- Goal
Copy out each line below that has the word "Traits" in it.

- Entries shown
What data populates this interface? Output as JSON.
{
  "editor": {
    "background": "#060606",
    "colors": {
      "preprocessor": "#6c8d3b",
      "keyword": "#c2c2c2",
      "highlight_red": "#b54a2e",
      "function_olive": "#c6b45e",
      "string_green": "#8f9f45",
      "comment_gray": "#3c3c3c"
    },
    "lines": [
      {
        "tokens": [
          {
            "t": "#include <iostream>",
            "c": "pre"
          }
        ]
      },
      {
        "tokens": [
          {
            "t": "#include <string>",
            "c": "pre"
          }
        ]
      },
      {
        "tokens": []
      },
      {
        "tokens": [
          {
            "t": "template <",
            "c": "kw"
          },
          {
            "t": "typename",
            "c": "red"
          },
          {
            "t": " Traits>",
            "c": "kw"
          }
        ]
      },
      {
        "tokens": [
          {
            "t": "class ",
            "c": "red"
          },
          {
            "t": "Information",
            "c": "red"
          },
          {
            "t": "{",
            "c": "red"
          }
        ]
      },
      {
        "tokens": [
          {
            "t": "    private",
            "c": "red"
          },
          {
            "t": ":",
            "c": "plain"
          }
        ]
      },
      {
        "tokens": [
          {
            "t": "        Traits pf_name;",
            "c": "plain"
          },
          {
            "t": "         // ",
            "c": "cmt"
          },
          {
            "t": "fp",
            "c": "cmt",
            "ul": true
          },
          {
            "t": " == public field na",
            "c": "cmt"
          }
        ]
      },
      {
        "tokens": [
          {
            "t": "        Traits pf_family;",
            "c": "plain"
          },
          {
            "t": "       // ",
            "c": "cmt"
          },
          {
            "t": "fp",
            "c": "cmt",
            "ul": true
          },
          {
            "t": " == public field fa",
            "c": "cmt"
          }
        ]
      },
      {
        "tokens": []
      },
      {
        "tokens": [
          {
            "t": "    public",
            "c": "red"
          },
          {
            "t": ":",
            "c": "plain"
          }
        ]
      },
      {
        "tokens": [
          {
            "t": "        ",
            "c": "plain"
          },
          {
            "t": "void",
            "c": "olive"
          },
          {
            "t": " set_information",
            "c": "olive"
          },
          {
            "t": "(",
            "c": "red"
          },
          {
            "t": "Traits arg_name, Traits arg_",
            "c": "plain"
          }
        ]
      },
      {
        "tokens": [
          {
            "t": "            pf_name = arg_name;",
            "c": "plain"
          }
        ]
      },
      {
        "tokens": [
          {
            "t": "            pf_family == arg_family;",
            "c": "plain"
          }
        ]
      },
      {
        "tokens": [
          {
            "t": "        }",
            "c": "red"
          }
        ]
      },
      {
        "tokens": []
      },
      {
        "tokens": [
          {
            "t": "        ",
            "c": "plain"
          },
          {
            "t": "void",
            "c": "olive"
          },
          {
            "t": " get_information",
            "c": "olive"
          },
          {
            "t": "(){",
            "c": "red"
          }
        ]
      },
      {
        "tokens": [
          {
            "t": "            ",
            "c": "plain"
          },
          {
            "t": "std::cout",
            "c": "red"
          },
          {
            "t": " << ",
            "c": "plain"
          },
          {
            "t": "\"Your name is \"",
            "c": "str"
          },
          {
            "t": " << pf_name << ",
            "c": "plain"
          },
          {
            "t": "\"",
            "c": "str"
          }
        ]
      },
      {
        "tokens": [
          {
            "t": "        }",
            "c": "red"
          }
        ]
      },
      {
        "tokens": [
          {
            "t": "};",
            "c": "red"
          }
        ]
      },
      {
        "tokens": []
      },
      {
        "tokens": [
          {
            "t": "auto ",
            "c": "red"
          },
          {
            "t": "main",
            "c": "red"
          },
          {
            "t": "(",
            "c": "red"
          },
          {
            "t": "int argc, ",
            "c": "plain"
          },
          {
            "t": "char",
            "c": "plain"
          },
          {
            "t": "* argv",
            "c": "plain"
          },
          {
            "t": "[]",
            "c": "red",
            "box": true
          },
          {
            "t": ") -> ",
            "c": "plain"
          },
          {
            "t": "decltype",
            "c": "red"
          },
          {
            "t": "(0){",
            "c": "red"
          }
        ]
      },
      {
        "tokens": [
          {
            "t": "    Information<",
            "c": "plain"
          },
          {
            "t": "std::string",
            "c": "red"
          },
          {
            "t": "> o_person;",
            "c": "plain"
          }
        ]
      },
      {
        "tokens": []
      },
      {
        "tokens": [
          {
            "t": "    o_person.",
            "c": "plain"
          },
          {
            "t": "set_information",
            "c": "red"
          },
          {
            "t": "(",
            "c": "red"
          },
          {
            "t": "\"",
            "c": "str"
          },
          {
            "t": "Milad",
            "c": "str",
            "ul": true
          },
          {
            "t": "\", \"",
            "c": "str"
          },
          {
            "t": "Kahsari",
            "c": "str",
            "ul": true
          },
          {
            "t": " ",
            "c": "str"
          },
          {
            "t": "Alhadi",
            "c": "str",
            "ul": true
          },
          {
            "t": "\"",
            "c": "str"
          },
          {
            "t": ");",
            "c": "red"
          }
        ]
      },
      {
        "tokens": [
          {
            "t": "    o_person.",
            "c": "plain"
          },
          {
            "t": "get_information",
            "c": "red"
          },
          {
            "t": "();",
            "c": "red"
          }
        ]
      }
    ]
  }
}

- Expected output
            "t": " Traits>",
            "t": "        Traits pf_name;",
            "t": "        Traits pf_family;",
            "t": "Traits arg_name, Traits arg_",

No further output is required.